- [The tasks]
1 - In the passage on advice for new database developers, what was the cash-rich company offering its customers?
2 - Continue the passage on advice for new database developers from its final sentence.

- [Extracted text]
• • • • •

I recently had to draw up a list of 'top ten' pieces of advice for programmers who were starting out as database developers. It is a difficult thing to do when one is immersed in the study of the intricacies and detail of the plumbing of SQL Server. I've always considered this sort of list to be the province of journalists and trainers. I was therefore chewing the pencil a bit when this nugget popped into my brain.

'Don't develop an application on a development server with less data or throughput than the maximum projected for your production database.'

I can't get away with that one, I thought. Everybody seems to cut a database with just a light dollop of data here and there. Few people bother with doing simulated loads during development. For me, the more data and simulations I have, the happier I am.

My attitude changed after working on a large database. It all started with one of those calls that happen too seldom for my liking, and it was a while ago, I'll admit. 'Available for work? Good Grief, no; I'm up to my eyes in ....How Much? Per year? Per Month! When do I start?' It was a cash-rich company in big trouble. It was offering cheap international phone calls that undercut the monopolistic multinational Telecommunications companies. Business was booming to a point where the initial systems were completely swamped. They couldn't even bill their customers.

• • • • •

- [Supplied material]

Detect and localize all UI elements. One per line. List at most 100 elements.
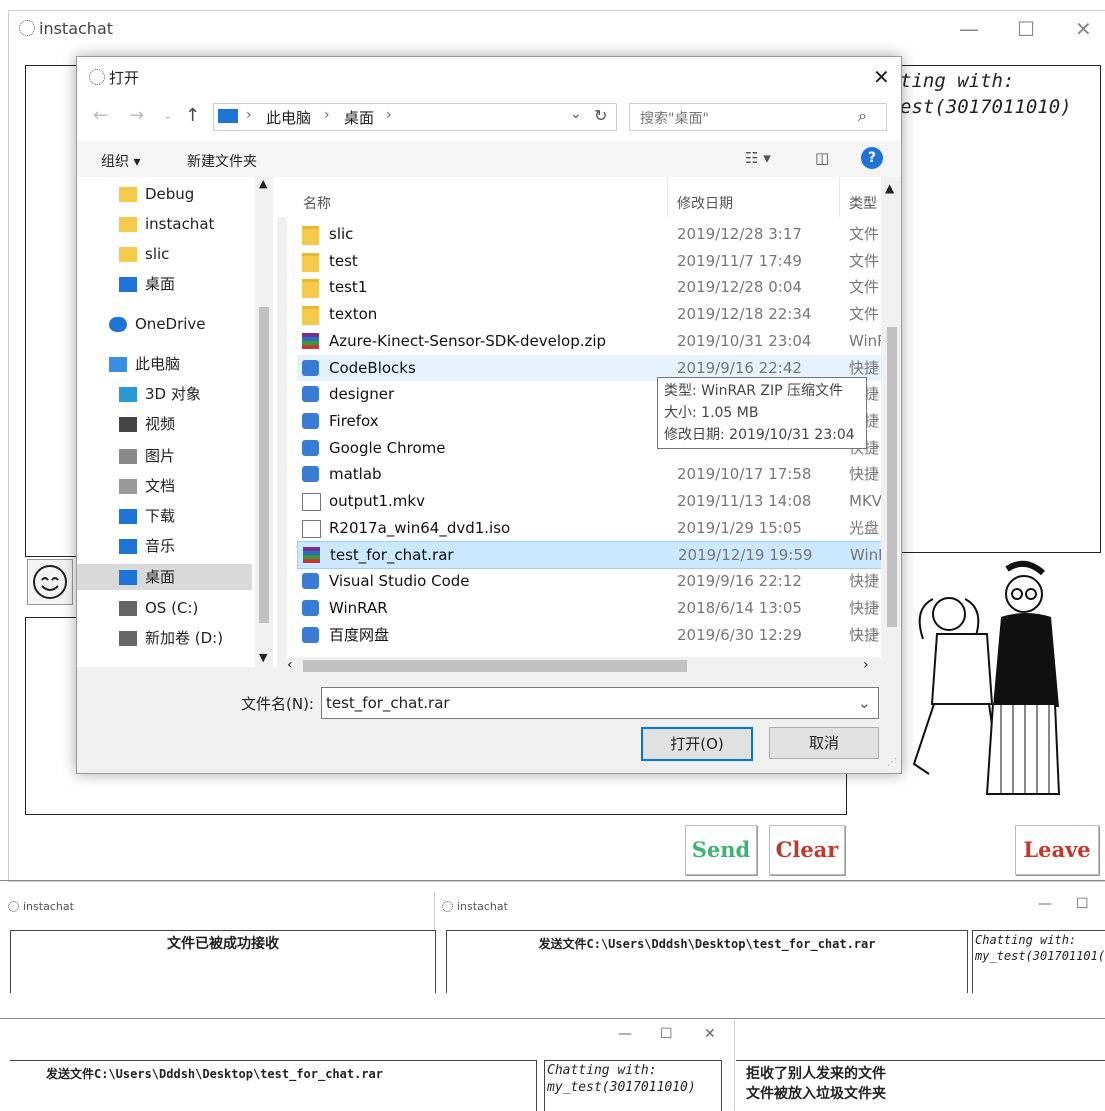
- maximize-icon[interactable]: ☐: [1017, 17, 1035, 41]
- sidebar-item[interactable]: instachat: [77, 211, 252, 237]
- address-bar[interactable]: › 此电脑 › 桌面 › ⌄ ↻: [213, 103, 617, 131]
- search-icon[interactable]: ⌕: [858, 106, 867, 126]
- preview-pane-icon[interactable]: ◫: [815, 149, 829, 167]
- file-row[interactable]: test1 2019/12/28 0:04 文件: [297, 274, 887, 300]
- file-row[interactable]: 百度网盘 2019/6/30 12:29 快捷: [297, 622, 887, 648]
- maximize-icon[interactable]: ☐: [660, 1026, 673, 1042]
- file-row[interactable]: test 2019/11/7 17:49 文件: [297, 248, 887, 274]
- desktop-icon: [119, 277, 137, 292]
- scroll-down-icon[interactable]: ▼: [259, 651, 267, 664]
- close-icon[interactable]: ✕: [1075, 17, 1092, 41]
- scroll-up-icon[interactable]: ▲: [259, 177, 267, 190]
- forward-arrow-icon[interactable]: →: [129, 105, 144, 126]
- sidebar-item-label: slic: [145, 245, 170, 263]
- maximize-icon[interactable]: ☐: [1076, 896, 1089, 912]
- scroll-right-icon[interactable]: ›: [863, 657, 869, 673]
- new-folder-button[interactable]: 新建文件夹: [187, 151, 257, 171]
- sidebar-item[interactable]: OneDrive: [77, 311, 252, 337]
- sidebar-scroll-thumb[interactable]: [259, 307, 269, 623]
- help-icon[interactable]: ?: [861, 147, 883, 169]
- snippet-chatting-with-user: my_test(301701101(: [975, 949, 1105, 963]
- filename-label: 文件名(N):: [241, 695, 314, 713]
- file-date: 2019/11/7 17:49: [677, 251, 802, 270]
- file-row[interactable]: Azure-Kinect-Sensor-SDK-develop.zip 2019/…: [297, 328, 887, 354]
- scroll-up-icon[interactable]: ▲: [885, 181, 894, 195]
- sent-message-2: 发送文件C:\Users\Dddsh\Desktop\test_for_chat…: [46, 1067, 383, 1081]
- emoji-button[interactable]: [27, 559, 73, 605]
- snippet-title: instachat: [442, 900, 508, 913]
- file-name: test: [329, 251, 358, 270]
- horizontal-scrollbar[interactable]: ‹ ›: [287, 657, 877, 675]
- column-header-type[interactable]: 类型: [849, 193, 877, 213]
- document-icon: [119, 479, 137, 494]
- column-header-date[interactable]: 修改日期: [677, 193, 733, 213]
- column-header-name[interactable]: 名称: [303, 193, 331, 213]
- organize-button[interactable]: 组织 ▾: [101, 151, 140, 171]
- folder-icon: [119, 187, 137, 202]
- snippet-title: instachat: [8, 900, 74, 913]
- sidebar-item-label: 音乐: [145, 537, 176, 555]
- sidebar-item[interactable]: 桌面: [77, 564, 252, 590]
- sidebar-scrollbar[interactable]: ▲ ▼: [255, 177, 273, 667]
- file-name: 百度网盘: [329, 625, 390, 644]
- file-row[interactable]: R2017a_win64_dvd1.iso 2019/1/29 15:05 光盘: [297, 515, 887, 541]
- sidebar-item[interactable]: 文档: [77, 473, 252, 499]
- file-name: texton: [329, 305, 378, 324]
- sidebar-item-label: 桌面: [145, 568, 176, 586]
- clear-button[interactable]: Clear: [769, 825, 845, 875]
- filename-input[interactable]: test_for_chat.rar ⌄: [321, 687, 879, 719]
- search-box[interactable]: 搜索"桌面" ⌕: [629, 103, 887, 131]
- minimize-icon[interactable]: —: [959, 17, 979, 41]
- dialog-close-icon[interactable]: ✕: [873, 65, 890, 89]
- refresh-icon[interactable]: ↻: [594, 106, 607, 125]
- cancel-button[interactable]: 取消: [769, 727, 879, 759]
- desktop-icon: [119, 570, 137, 585]
- close-icon[interactable]: ✕: [704, 1026, 716, 1042]
- file-date: 2019/10/17 17:58: [677, 465, 812, 484]
- horizontal-scroll-thumb[interactable]: [303, 660, 687, 672]
- file-row[interactable]: test_for_chat.rar2019/12/19 19:59WinRAR: [297, 541, 889, 570]
- sidebar-item[interactable]: 下载: [77, 503, 252, 529]
- up-arrow-icon[interactable]: ↑: [185, 105, 200, 126]
- file-row[interactable]: texton 2019/12/18 22:34 文件: [297, 301, 887, 327]
- tooltip-modified: 修改日期: 2019/10/31 23:04: [664, 427, 855, 443]
- sidebar-item[interactable]: 图片: [77, 443, 252, 469]
- file-list-scrollbar[interactable]: ▲: [881, 177, 901, 657]
- file-row[interactable]: slic 2019/12/28 3:17 文件: [297, 221, 887, 247]
- file-row[interactable]: output1.mkv 2019/11/13 14:08 MKV: [297, 488, 887, 514]
- snippet-sent-panel: 发送文件C:\Users\Dddsh\Desktop\test_for_chat…: [446, 930, 968, 993]
- breadcrumb-desktop[interactable]: 桌面: [344, 107, 374, 128]
- file-list-scroll-thumb[interactable]: [887, 327, 897, 627]
- recent-dropdown-icon[interactable]: ⌄: [163, 109, 172, 122]
- breadcrumb-this-pc[interactable]: 此电脑: [266, 107, 311, 128]
- search-input[interactable]: 搜索"桌面": [640, 108, 709, 128]
- open-button[interactable]: 打开(O): [641, 727, 753, 761]
- back-arrow-icon[interactable]: ←: [93, 105, 108, 126]
- sidebar-item[interactable]: 音乐: [77, 533, 252, 559]
- sidebar-item[interactable]: 视频: [77, 411, 252, 437]
- file-row[interactable]: Visual Studio Code 2019/9/16 22:12 快捷: [297, 568, 887, 594]
- app-icon: [302, 386, 319, 403]
- sidebar-item[interactable]: 新加卷 (D:): [77, 625, 252, 651]
- address-dropdown-icon[interactable]: ⌄: [570, 106, 582, 122]
- minimize-icon[interactable]: —: [1038, 896, 1052, 912]
- sidebar-item-label: 图片: [145, 447, 176, 465]
- file-date: 2019/6/30 12:29: [677, 625, 802, 644]
- scroll-left-icon[interactable]: ‹: [287, 657, 293, 673]
- sidebar-item[interactable]: 此电脑: [77, 351, 252, 377]
- sidebar-item[interactable]: Debug: [77, 181, 252, 207]
- sidebar-item[interactable]: 桌面: [77, 271, 252, 297]
- filename-value: test_for_chat.rar: [326, 694, 450, 712]
- view-options-icon[interactable]: ☷ ▾: [745, 149, 771, 167]
- leave-button[interactable]: Leave: [1015, 825, 1099, 875]
- sidebar-item[interactable]: slic: [77, 241, 252, 267]
- file-row[interactable]: WinRAR 2018/6/14 13:05 快捷: [297, 595, 887, 621]
- filename-dropdown-icon[interactable]: ⌄: [858, 688, 871, 718]
- file-row[interactable]: matlab 2019/10/17 17:58 快捷: [297, 461, 887, 487]
- sidebar-item[interactable]: 3D 对象: [77, 381, 252, 407]
- minimize-icon[interactable]: —: [618, 1026, 632, 1042]
- resize-grip-icon[interactable]: ⋰: [887, 757, 897, 768]
- sidebar-item[interactable]: OS (C:): [77, 595, 252, 621]
- download-icon: [119, 509, 137, 524]
- send-button[interactable]: Send: [685, 825, 757, 875]
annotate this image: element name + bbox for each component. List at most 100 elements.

• • • • •

- [Responses per task]
1 - Cheap international phone calls that undercut the monopolistic multinational telecommunications companies.

2 -
This was so long ago that it was in the days when I believed I understood SQL Server. Tackling this monster was an uncomfortable awakening. SQL Server changes its characteristics somewhat, when given a hundred million rows or more. Even the daily data import was more than a million rows. Rollbacks could take almost a day. If you got your indexing strategy seriously wrong and the 'optimizer' decided on a table-scan, you waited ages. SQL Server 7 behaved like a thoroughbred stallion in a thunderstorm. If you showed fear, or made a mistake, you got thrown. If you calmed it down, treated it right and pointed it in the right direction, it almost flew, bless it. For me it was a painful lesson in humility, and a great education. There is a world of difference in creating a small fast database and a large fast database. If you think that you can postpone the final design, and wade in to do a swift refactoring as the system grows, then you may be in for a horrid shock.

If your production system is going to have a particular size and throughput, then surely you either have to develop it with at least that size and throughput, or make a wild guess that your design will scale up. I know which I'd rather do.